# Task instructions:
Extract each line where the string "icon" shows up.
## BEGIN Provided material
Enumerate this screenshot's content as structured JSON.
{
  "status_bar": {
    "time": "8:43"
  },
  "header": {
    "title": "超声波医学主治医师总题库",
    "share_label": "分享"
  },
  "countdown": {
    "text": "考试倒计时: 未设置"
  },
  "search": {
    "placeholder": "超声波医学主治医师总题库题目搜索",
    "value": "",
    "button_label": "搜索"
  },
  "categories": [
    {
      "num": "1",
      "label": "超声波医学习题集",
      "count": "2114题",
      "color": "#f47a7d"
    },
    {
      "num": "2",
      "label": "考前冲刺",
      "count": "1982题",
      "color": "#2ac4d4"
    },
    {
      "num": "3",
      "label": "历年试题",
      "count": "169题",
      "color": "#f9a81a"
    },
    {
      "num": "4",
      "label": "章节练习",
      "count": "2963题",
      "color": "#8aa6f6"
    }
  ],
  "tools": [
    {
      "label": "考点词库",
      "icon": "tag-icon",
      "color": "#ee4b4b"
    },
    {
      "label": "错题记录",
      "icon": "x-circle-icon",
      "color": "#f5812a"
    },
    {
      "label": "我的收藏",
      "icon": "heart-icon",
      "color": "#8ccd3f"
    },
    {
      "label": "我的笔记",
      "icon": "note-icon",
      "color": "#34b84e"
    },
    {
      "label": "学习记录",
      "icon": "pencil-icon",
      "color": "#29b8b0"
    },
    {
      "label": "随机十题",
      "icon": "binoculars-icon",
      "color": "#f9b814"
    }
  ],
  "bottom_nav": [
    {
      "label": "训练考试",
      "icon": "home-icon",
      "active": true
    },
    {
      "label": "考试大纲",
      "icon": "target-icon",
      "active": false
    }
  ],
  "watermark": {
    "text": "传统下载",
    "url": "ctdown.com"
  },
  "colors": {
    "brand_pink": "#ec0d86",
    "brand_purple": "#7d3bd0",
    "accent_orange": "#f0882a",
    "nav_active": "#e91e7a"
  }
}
## END Provided material
# Worked answer:
      "icon": "tag-icon",
      "icon": "x-circle-icon",
      "icon": "heart-icon",
      "icon": "note-icon",
      "icon": "pencil-icon",
      "icon": "binoculars-icon",
      "icon": "home-icon",
      "icon": "target-icon",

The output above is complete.